— Do this —
Copy each line of the records that holds the string "text".
---
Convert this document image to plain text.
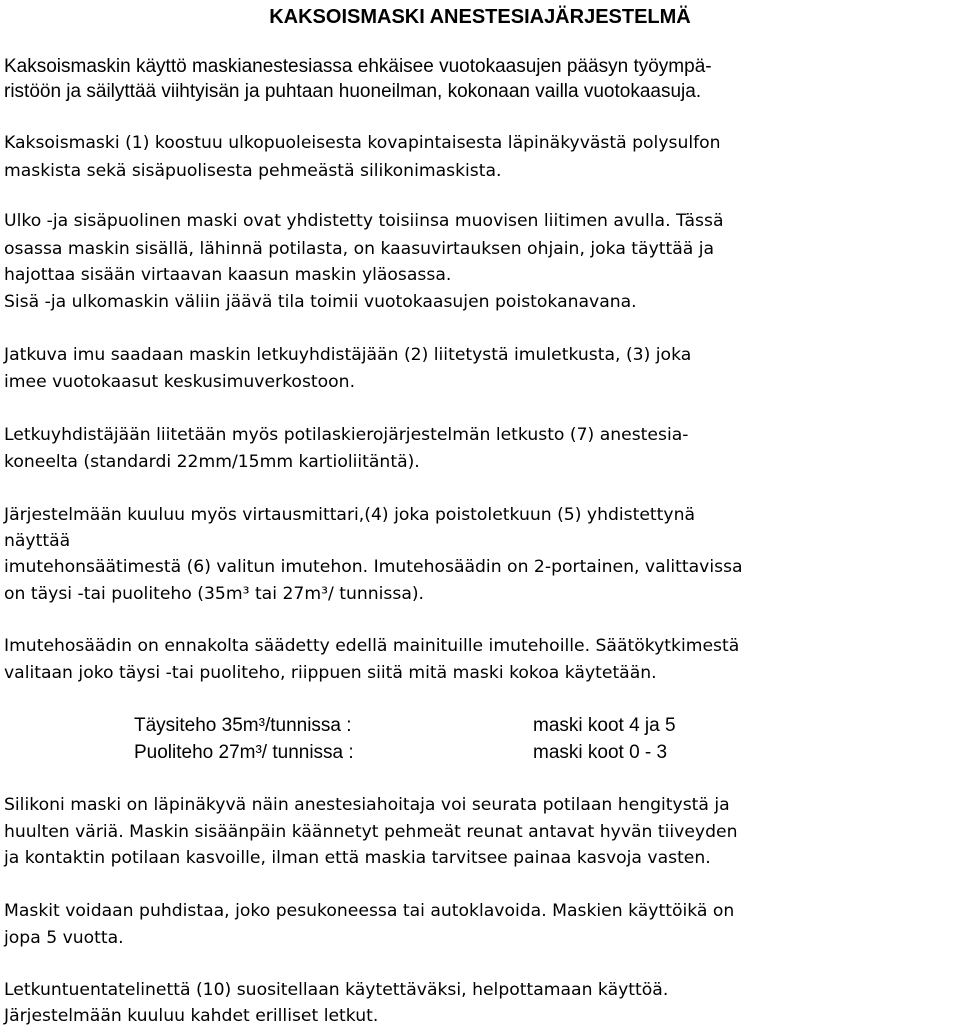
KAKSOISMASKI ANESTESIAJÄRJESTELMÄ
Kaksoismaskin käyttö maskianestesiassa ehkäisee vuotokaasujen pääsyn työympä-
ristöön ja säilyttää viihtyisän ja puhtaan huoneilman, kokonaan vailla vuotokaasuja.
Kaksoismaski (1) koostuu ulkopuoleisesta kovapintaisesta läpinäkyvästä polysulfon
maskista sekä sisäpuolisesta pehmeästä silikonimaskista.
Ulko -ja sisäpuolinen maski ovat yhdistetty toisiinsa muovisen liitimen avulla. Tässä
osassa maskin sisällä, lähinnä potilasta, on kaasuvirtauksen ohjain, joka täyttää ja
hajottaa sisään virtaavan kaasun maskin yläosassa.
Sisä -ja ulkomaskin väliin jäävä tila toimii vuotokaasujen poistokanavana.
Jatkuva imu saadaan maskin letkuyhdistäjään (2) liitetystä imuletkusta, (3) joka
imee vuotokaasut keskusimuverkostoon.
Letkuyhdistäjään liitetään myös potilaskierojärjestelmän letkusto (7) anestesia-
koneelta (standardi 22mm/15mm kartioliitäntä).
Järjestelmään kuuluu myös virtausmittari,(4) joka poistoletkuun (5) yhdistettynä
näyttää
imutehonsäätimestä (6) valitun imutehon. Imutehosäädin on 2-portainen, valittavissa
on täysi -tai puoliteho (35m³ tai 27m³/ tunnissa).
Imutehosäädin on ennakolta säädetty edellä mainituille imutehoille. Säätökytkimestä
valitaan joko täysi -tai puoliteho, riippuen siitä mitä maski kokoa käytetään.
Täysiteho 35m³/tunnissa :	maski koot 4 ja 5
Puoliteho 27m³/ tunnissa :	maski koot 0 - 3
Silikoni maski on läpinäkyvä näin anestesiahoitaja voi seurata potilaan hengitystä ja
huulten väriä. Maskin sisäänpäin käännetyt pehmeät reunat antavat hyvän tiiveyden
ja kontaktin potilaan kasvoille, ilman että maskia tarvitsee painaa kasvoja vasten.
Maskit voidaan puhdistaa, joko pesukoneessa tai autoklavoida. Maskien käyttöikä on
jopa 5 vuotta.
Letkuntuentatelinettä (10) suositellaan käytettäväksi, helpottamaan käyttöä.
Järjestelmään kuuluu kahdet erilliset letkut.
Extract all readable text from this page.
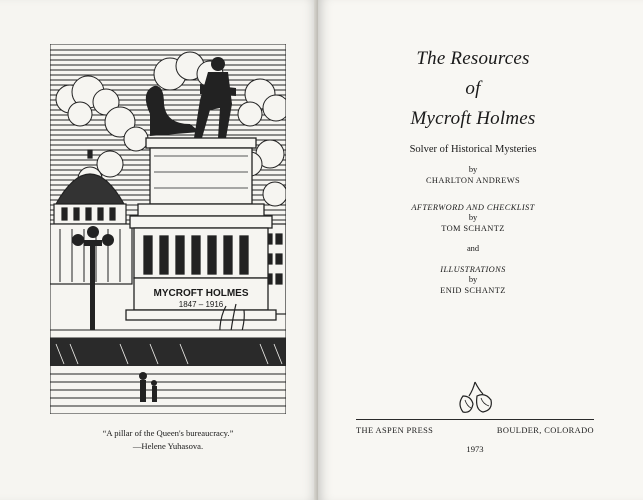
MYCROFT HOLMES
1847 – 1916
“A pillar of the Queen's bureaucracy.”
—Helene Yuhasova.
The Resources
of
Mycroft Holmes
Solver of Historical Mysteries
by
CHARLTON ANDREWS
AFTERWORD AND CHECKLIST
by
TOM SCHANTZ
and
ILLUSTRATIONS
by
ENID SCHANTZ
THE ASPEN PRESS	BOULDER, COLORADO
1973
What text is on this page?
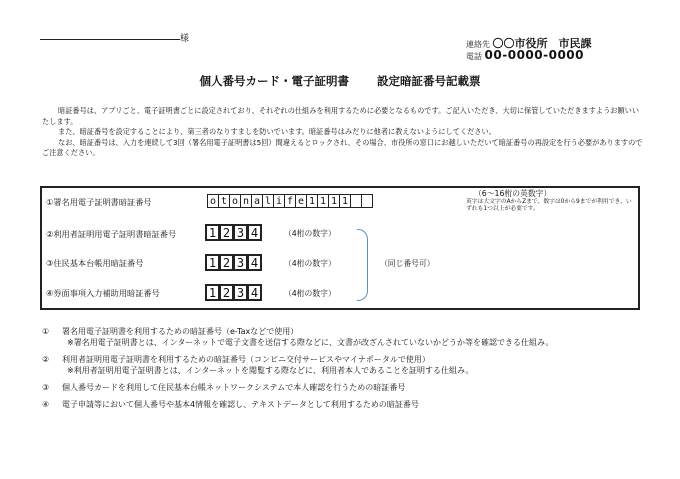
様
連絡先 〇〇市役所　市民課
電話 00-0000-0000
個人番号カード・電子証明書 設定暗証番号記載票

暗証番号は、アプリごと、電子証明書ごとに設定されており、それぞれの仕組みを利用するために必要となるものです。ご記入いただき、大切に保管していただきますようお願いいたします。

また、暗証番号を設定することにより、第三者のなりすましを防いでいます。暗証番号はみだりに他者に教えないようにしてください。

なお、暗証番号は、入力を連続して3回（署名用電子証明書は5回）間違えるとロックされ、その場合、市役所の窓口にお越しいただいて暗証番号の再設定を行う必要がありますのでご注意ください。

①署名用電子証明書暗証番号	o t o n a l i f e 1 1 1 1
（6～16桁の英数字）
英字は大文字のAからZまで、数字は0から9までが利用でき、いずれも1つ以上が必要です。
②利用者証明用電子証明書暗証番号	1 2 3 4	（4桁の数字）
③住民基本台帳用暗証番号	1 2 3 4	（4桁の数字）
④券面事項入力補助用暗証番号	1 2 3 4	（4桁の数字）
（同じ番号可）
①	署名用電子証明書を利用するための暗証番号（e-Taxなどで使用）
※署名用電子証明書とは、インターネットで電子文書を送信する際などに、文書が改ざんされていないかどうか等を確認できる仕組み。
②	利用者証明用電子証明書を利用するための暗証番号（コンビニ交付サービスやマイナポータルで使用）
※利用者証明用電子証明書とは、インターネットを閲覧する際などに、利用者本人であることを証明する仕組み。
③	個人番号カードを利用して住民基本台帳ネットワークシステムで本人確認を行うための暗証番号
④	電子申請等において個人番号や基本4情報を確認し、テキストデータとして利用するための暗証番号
---
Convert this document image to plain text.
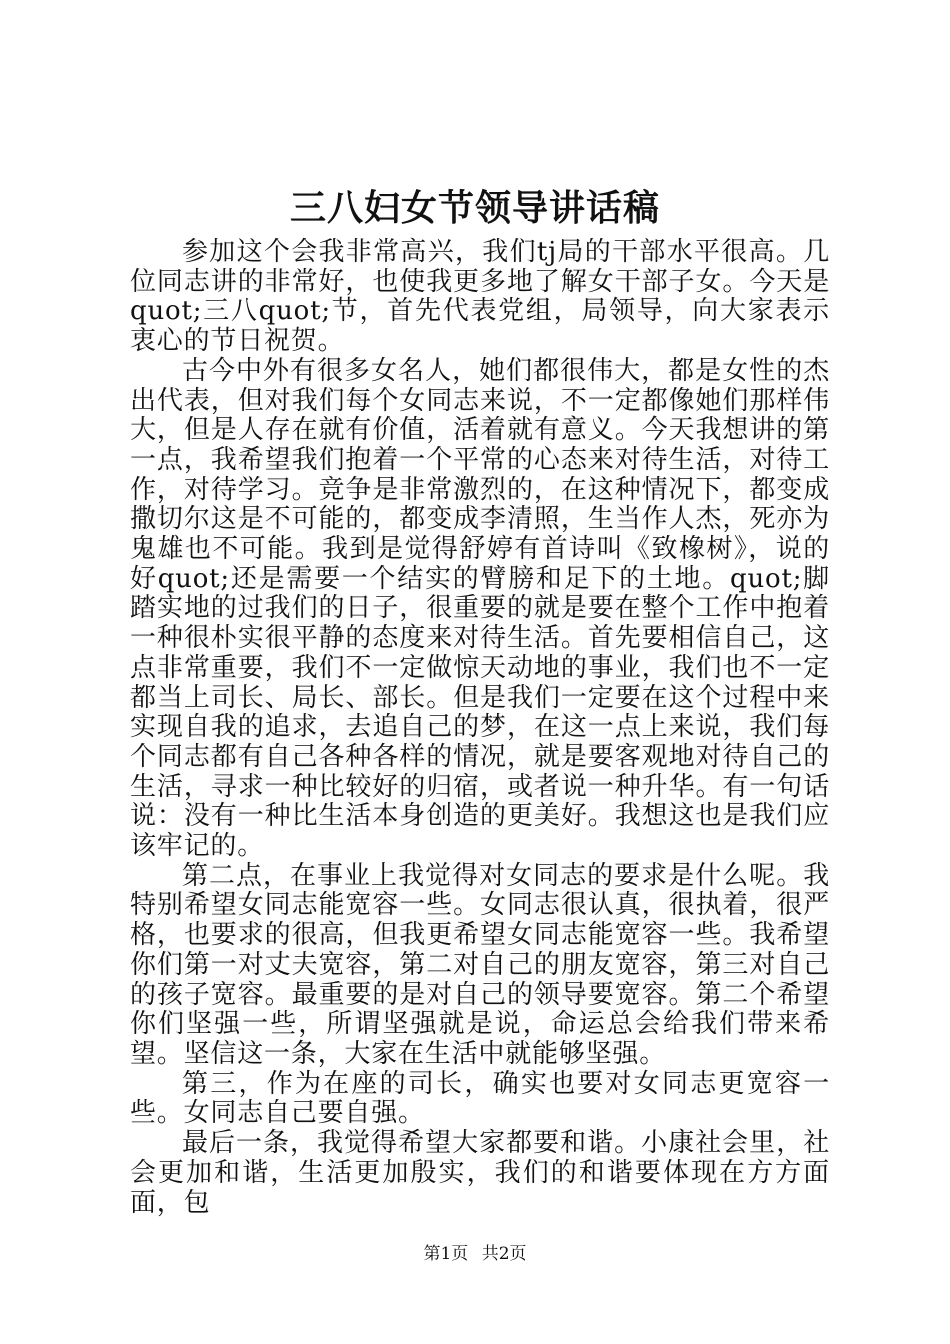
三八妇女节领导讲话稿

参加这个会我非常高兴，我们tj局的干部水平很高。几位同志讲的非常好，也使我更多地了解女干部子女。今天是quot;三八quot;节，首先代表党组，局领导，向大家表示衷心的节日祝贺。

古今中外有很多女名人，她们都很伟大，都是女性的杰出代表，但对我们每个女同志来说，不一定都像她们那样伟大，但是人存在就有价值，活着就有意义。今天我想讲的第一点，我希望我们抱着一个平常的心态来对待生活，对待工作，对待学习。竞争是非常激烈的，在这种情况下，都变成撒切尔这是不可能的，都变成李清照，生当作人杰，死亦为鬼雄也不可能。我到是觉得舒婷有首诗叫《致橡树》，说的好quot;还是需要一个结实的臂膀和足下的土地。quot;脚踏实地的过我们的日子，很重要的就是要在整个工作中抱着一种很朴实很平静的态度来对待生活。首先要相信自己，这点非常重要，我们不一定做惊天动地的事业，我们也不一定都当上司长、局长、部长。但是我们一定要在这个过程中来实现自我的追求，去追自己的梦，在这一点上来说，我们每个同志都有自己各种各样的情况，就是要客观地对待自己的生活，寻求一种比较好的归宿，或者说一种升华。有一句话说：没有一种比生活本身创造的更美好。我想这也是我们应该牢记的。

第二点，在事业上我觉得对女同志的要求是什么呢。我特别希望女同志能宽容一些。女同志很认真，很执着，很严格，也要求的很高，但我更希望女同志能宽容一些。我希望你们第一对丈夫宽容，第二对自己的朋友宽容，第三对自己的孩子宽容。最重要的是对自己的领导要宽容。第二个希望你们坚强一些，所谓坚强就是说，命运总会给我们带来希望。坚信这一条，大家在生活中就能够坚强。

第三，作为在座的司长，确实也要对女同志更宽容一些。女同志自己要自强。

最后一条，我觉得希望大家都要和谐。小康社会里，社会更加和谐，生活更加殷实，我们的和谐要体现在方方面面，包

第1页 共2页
---
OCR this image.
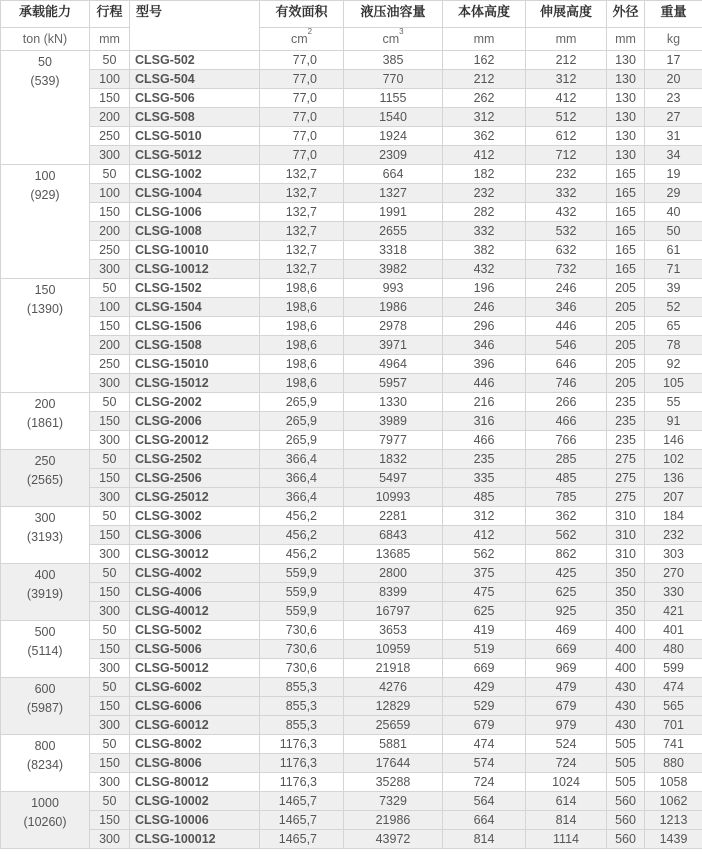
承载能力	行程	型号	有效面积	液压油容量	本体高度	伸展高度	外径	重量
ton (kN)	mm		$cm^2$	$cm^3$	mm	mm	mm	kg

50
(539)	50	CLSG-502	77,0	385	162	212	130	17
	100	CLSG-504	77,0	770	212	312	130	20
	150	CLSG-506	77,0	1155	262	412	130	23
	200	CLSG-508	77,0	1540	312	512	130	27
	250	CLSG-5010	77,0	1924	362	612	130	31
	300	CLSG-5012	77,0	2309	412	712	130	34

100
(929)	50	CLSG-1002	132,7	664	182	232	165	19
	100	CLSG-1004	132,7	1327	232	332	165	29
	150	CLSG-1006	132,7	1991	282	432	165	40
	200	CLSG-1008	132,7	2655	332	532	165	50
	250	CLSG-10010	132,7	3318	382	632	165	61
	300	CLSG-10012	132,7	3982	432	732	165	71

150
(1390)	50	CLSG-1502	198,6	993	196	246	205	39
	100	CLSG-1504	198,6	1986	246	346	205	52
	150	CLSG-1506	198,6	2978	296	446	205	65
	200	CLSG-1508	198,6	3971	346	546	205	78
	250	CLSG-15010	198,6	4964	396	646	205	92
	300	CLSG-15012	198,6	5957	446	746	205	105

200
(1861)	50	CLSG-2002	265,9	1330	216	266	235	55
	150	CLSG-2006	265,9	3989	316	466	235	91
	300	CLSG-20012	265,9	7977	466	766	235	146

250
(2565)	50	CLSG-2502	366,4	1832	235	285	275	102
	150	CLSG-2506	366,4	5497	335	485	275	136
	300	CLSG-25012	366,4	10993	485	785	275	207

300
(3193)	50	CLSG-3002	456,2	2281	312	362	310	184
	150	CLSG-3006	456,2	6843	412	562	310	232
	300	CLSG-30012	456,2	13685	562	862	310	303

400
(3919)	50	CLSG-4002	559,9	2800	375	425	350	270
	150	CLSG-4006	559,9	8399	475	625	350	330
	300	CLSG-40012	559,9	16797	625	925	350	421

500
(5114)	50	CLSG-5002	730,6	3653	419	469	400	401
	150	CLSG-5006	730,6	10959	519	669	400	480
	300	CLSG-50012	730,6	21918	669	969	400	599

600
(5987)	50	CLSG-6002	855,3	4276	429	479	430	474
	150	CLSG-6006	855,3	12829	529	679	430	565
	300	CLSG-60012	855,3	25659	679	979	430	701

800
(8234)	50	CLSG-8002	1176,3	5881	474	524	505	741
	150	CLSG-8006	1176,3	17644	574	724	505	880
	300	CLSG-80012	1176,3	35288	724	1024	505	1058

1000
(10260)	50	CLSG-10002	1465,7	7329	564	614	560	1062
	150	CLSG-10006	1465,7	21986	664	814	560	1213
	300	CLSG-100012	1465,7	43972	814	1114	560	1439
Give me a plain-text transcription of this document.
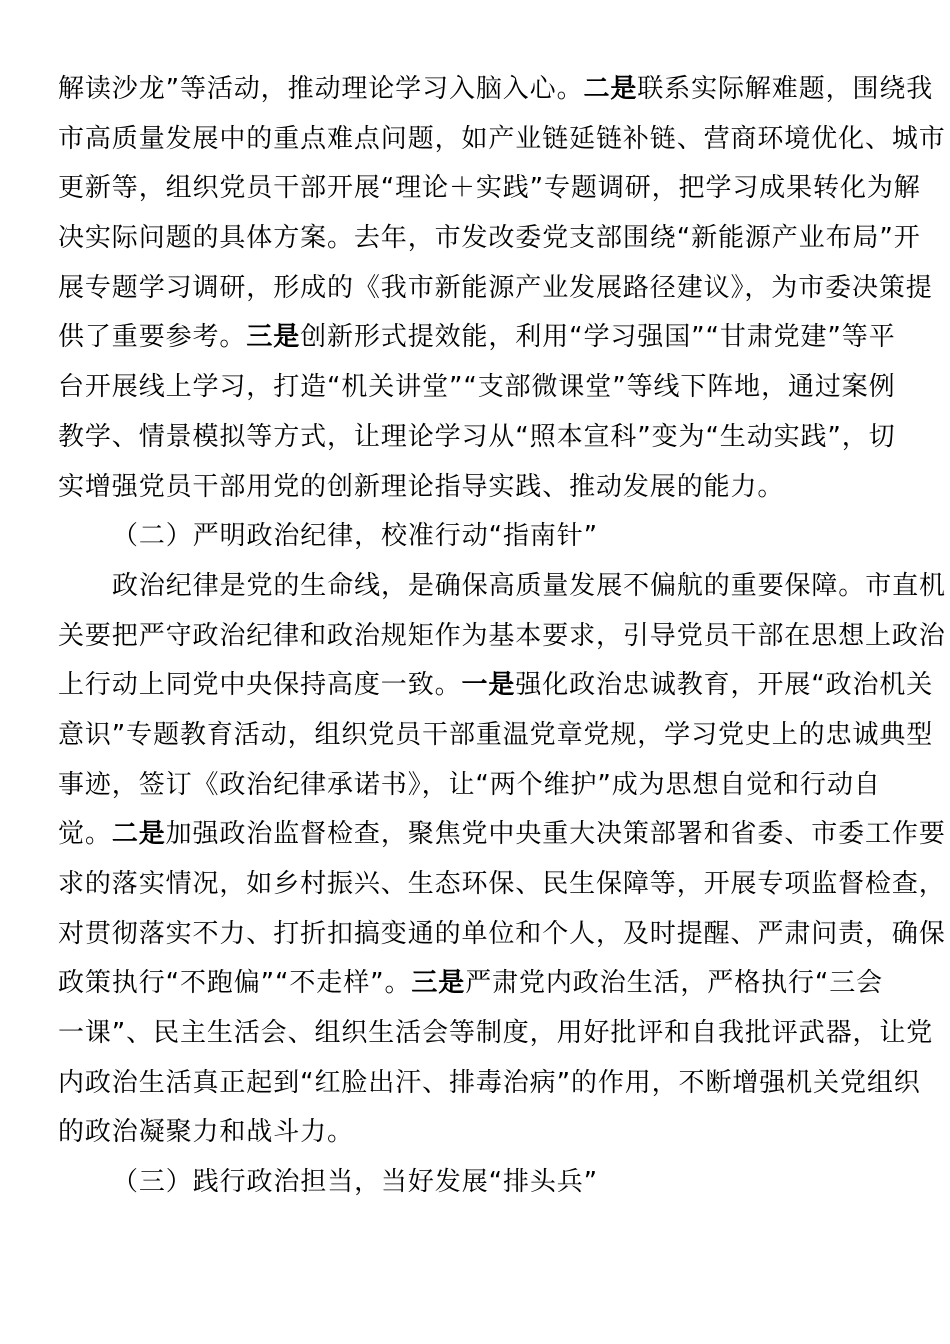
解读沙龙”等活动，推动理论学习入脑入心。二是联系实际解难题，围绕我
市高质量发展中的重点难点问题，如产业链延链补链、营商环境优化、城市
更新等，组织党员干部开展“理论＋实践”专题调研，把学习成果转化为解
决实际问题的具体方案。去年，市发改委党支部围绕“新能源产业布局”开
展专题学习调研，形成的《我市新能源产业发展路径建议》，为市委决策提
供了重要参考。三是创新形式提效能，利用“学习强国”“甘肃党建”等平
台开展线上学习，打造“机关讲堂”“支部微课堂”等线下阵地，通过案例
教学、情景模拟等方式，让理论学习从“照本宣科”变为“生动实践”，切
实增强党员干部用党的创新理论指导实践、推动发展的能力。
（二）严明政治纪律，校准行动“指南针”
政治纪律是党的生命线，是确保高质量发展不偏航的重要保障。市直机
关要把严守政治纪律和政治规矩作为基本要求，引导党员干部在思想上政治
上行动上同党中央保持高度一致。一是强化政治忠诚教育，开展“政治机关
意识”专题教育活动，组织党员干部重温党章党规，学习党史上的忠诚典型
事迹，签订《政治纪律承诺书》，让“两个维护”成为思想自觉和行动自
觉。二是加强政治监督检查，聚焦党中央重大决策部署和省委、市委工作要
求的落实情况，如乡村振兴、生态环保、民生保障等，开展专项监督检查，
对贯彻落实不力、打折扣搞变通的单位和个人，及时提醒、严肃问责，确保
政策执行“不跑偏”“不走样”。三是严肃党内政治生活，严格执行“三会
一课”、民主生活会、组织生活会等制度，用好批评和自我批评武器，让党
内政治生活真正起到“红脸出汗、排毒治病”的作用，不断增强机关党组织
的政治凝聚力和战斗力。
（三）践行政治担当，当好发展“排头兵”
---
— The reply —
Convert this document image to plain text.
Extract all readable text from this page.
What text is on this page?
Convert this document image to plain text.
Give me a plain-text transcription of this document.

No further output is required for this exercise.